►

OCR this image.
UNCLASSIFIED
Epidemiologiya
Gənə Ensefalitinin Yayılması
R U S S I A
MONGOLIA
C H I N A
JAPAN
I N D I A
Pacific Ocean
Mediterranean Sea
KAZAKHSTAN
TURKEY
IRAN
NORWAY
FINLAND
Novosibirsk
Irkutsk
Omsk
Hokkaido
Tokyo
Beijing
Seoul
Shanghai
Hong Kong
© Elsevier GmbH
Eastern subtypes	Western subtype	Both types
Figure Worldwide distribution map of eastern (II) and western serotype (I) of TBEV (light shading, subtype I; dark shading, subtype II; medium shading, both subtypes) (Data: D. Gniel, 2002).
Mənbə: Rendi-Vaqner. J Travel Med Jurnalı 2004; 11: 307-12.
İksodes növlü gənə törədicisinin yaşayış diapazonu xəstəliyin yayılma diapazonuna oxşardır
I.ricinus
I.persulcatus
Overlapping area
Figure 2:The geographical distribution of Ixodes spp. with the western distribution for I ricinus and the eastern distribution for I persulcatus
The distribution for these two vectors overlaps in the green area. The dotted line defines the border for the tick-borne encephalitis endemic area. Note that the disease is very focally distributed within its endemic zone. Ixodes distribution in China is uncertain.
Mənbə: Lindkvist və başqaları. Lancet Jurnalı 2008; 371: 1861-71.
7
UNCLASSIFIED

◄

### Your instructions
Write out every entry verbatim.

### Task response
OCR this image.
UNCLASSIFIED
Epidemiologiya
Gənə Ensefalitinin Yayılması
R U S S I A
MONGOLIA
C H I N A
JAPAN
I N D I A
Pacific Ocean
Mediterranean Sea
KAZAKHSTAN
TURKEY
IRAN
NORWAY
FINLAND
Novosibirsk
Irkutsk
Omsk
Hokkaido
Tokyo
Beijing
Seoul
Shanghai
Hong Kong
© Elsevier GmbH
Eastern subtypes	Western subtype	Both types
Figure Worldwide distribution map of eastern (II) and western serotype (I) of TBEV (light shading, subtype I; dark shading, subtype II; medium shading, both subtypes) (Data: D. Gniel, 2002).
Mənbə: Rendi-Vaqner. J Travel Med Jurnalı 2004; 11: 307-12.
İksodes növlü gənə törədicisinin yaşayış diapazonu xəstəliyin yayılma diapazonuna oxşardır
I.ricinus
I.persulcatus
Overlapping area
Figure 2:The geographical distribution of Ixodes spp. with the western distribution for I ricinus and the eastern distribution for I persulcatus
The distribution for these two vectors overlaps in the green area. The dotted line defines the border for the tick-borne encephalitis endemic area. Note that the disease is very focally distributed within its endemic zone. Ixodes distribution in China is uncertain.
Mənbə: Lindkvist və başqaları. Lancet Jurnalı 2008; 371: 1861-71.
7
UNCLASSIFIED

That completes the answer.